- _Exercise_: Look through the lines and report how many include the word "bœuf", giving nothing but the number.

- _Material provided_:
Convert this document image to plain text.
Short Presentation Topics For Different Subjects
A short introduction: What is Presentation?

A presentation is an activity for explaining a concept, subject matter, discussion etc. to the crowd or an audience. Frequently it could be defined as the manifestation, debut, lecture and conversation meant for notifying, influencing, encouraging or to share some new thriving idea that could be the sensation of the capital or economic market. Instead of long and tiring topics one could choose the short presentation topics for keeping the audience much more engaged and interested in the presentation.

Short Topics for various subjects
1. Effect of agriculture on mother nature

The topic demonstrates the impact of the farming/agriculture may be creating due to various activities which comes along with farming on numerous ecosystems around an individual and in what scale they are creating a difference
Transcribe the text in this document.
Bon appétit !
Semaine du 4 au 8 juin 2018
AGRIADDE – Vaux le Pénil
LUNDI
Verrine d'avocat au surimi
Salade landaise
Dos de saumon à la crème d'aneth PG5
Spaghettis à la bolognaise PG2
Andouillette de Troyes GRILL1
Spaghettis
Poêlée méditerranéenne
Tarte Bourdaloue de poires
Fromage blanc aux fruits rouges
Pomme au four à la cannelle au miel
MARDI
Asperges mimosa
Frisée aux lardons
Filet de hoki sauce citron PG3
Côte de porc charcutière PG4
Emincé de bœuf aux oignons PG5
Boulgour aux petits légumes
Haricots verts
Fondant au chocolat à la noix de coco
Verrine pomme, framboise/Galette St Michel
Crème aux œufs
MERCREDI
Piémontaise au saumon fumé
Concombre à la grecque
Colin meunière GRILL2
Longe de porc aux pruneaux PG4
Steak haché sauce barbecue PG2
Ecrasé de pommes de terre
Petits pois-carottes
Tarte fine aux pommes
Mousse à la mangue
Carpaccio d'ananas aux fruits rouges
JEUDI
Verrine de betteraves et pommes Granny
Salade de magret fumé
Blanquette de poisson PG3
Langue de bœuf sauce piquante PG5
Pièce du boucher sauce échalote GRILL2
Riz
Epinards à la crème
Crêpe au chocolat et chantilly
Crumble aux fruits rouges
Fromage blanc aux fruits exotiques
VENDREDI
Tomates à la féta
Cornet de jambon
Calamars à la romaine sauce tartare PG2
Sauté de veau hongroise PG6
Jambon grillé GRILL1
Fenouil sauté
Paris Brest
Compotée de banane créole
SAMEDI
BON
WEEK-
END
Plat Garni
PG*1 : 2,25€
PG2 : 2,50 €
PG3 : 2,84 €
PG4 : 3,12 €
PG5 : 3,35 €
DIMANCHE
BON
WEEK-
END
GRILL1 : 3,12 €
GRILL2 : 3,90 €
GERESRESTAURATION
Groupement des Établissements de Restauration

- _The answer_: 2